Data for this task start

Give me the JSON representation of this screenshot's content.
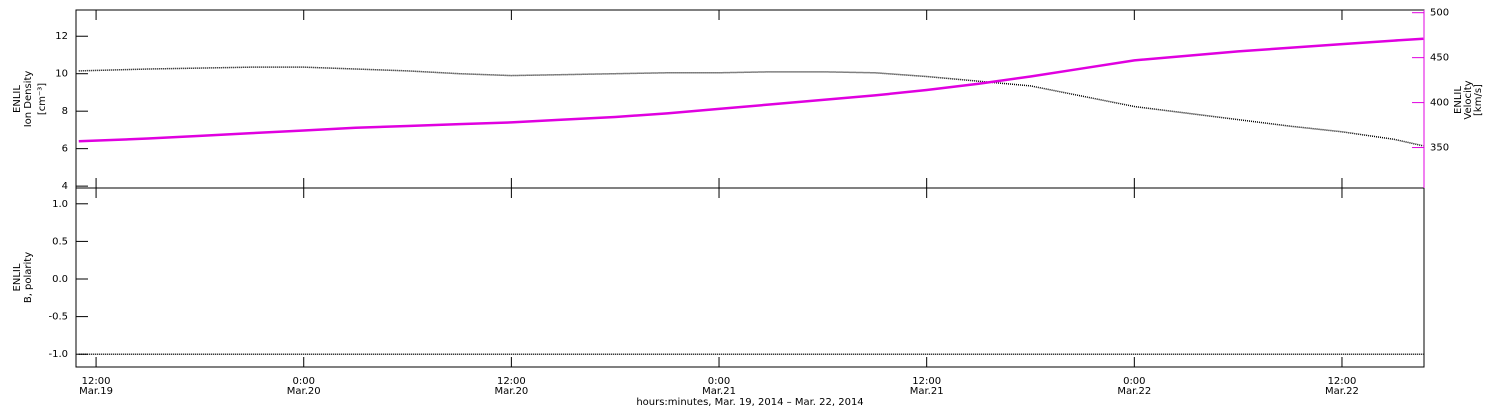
{
  "chart_data": [
    {
      "type": "line",
      "ylabel": [
        "ENLIL",
        "Ion Density",
        "[cm⁻³]"
      ],
      "y2label": [
        "ENLIL",
        "Velocity",
        "[km/s]"
      ],
      "xlim": [
        10.84,
        88.74
      ],
      "x": [
        11,
        15,
        18,
        21,
        24,
        27,
        30,
        33,
        36,
        39,
        42,
        45,
        48,
        51,
        54,
        57,
        60,
        63,
        66,
        69,
        72,
        75,
        78,
        81,
        84,
        87,
        88.7
      ],
      "ylim": [
        3.9,
        13.4
      ],
      "yticks": [
        4,
        6,
        8,
        10,
        12
      ],
      "y2lim": [
        305,
        503
      ],
      "y2ticks": [
        350,
        400,
        450,
        500
      ],
      "series": [
        {
          "name": "Ion Density",
          "color": "#000000",
          "values": [
            10.15,
            10.25,
            10.3,
            10.35,
            10.35,
            10.25,
            10.15,
            10.0,
            9.9,
            9.95,
            10.0,
            10.05,
            10.05,
            10.1,
            10.1,
            10.05,
            9.85,
            9.6,
            9.35,
            8.8,
            8.25,
            7.9,
            7.55,
            7.2,
            6.9,
            6.5,
            6.15
          ]
        },
        {
          "name": "Velocity",
          "color": "#e000e0",
          "axis": "y2",
          "values": [
            357,
            360,
            363,
            366,
            369,
            372,
            374,
            376,
            378,
            381,
            384,
            388,
            393,
            398,
            403,
            408,
            414,
            421,
            429,
            438,
            447,
            452,
            457,
            461,
            465,
            469,
            471
          ]
        }
      ]
    },
    {
      "type": "line",
      "ylabel": [
        "ENLIL",
        "B, polarity"
      ],
      "xlabel": "hours:minutes, Mar. 19, 2014 – Mar. 22, 2014",
      "xlim": [
        10.84,
        88.74
      ],
      "xticks": [
        {
          "value": 12,
          "label": "12:00"
        },
        {
          "value": 24,
          "label": "0:00"
        },
        {
          "value": 36,
          "label": "12:00"
        },
        {
          "value": 48,
          "label": "0:00"
        },
        {
          "value": 60,
          "label": "12:00"
        },
        {
          "value": 72,
          "label": "0:00"
        },
        {
          "value": 84,
          "label": "12:00"
        }
      ],
      "xtick_dates": [
        "Mar.19",
        "Mar.20",
        "Mar.20",
        "Mar.21",
        "Mar.21",
        "Mar.22",
        "Mar.22"
      ],
      "x": [
        11,
        15,
        18,
        21,
        24,
        27,
        30,
        33,
        36,
        39,
        42,
        45,
        48,
        51,
        54,
        57,
        60,
        63,
        66,
        69,
        72,
        75,
        78,
        81,
        84,
        87,
        88.7
      ],
      "ylim": [
        -1.17,
        1.21
      ],
      "yticks": [
        {
          "value": -1,
          "label": "-1.0"
        },
        {
          "value": -0.5,
          "label": "-0.5"
        },
        {
          "value": 0,
          "label": "0.0"
        },
        {
          "value": 0.5,
          "label": "0.5"
        },
        {
          "value": 1,
          "label": "1.0"
        }
      ],
      "series": [
        {
          "name": "B polarity",
          "color": "#000000",
          "values": [
            -1,
            -1,
            -1,
            -1,
            -1,
            -1,
            -1,
            -1,
            -1,
            -1,
            -1,
            -1,
            -1,
            -1,
            -1,
            -1,
            -1,
            -1,
            -1,
            -1,
            -1,
            -1,
            -1,
            -1,
            -1,
            -1,
            -1
          ]
        }
      ]
    }
  ]
}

Data for this task end

= The problem =
Copy the records exactly as they appear, excluding images.

= Output for this exercise =
Give me the JSON representation of this screenshot's content.
{
  "chart_data": [
    {
      "type": "line",
      "ylabel": [
        "ENLIL",
        "Ion Density",
        "[cm⁻³]"
      ],
      "y2label": [
        "ENLIL",
        "Velocity",
        "[km/s]"
      ],
      "xlim": [
        10.84,
        88.74
      ],
      "x": [
        11,
        15,
        18,
        21,
        24,
        27,
        30,
        33,
        36,
        39,
        42,
        45,
        48,
        51,
        54,
        57,
        60,
        63,
        66,
        69,
        72,
        75,
        78,
        81,
        84,
        87,
        88.7
      ],
      "ylim": [
        3.9,
        13.4
      ],
      "yticks": [
        4,
        6,
        8,
        10,
        12
      ],
      "y2lim": [
        305,
        503
      ],
      "y2ticks": [
        350,
        400,
        450,
        500
      ],
      "series": [
        {
          "name": "Ion Density",
          "color": "#000000",
          "values": [
            10.15,
            10.25,
            10.3,
            10.35,
            10.35,
            10.25,
            10.15,
            10.0,
            9.9,
            9.95,
            10.0,
            10.05,
            10.05,
            10.1,
            10.1,
            10.05,
            9.85,
            9.6,
            9.35,
            8.8,
            8.25,
            7.9,
            7.55,
            7.2,
            6.9,
            6.5,
            6.15
          ]
        },
        {
          "name": "Velocity",
          "color": "#e000e0",
          "axis": "y2",
          "values": [
            357,
            360,
            363,
            366,
            369,
            372,
            374,
            376,
            378,
            381,
            384,
            388,
            393,
            398,
            403,
            408,
            414,
            421,
            429,
            438,
            447,
            452,
            457,
            461,
            465,
            469,
            471
          ]
        }
      ]
    },
    {
      "type": "line",
      "ylabel": [
        "ENLIL",
        "B, polarity"
      ],
      "xlabel": "hours:minutes, Mar. 19, 2014 – Mar. 22, 2014",
      "xlim": [
        10.84,
        88.74
      ],
      "xticks": [
        {
          "value": 12,
          "label": "12:00"
        },
        {
          "value": 24,
          "label": "0:00"
        },
        {
          "value": 36,
          "label": "12:00"
        },
        {
          "value": 48,
          "label": "0:00"
        },
        {
          "value": 60,
          "label": "12:00"
        },
        {
          "value": 72,
          "label": "0:00"
        },
        {
          "value": 84,
          "label": "12:00"
        }
      ],
      "xtick_dates": [
        "Mar.19",
        "Mar.20",
        "Mar.20",
        "Mar.21",
        "Mar.21",
        "Mar.22",
        "Mar.22"
      ],
      "x": [
        11,
        15,
        18,
        21,
        24,
        27,
        30,
        33,
        36,
        39,
        42,
        45,
        48,
        51,
        54,
        57,
        60,
        63,
        66,
        69,
        72,
        75,
        78,
        81,
        84,
        87,
        88.7
      ],
      "ylim": [
        -1.17,
        1.21
      ],
      "yticks": [
        {
          "value": -1,
          "label": "-1.0"
        },
        {
          "value": -0.5,
          "label": "-0.5"
        },
        {
          "value": 0,
          "label": "0.0"
        },
        {
          "value": 0.5,
          "label": "0.5"
        },
        {
          "value": 1,
          "label": "1.0"
        }
      ],
      "series": [
        {
          "name": "B polarity",
          "color": "#000000",
          "values": [
            -1,
            -1,
            -1,
            -1,
            -1,
            -1,
            -1,
            -1,
            -1,
            -1,
            -1,
            -1,
            -1,
            -1,
            -1,
            -1,
            -1,
            -1,
            -1,
            -1,
            -1,
            -1,
            -1,
            -1,
            -1,
            -1,
            -1
          ]
        }
      ]
    }
  ]
}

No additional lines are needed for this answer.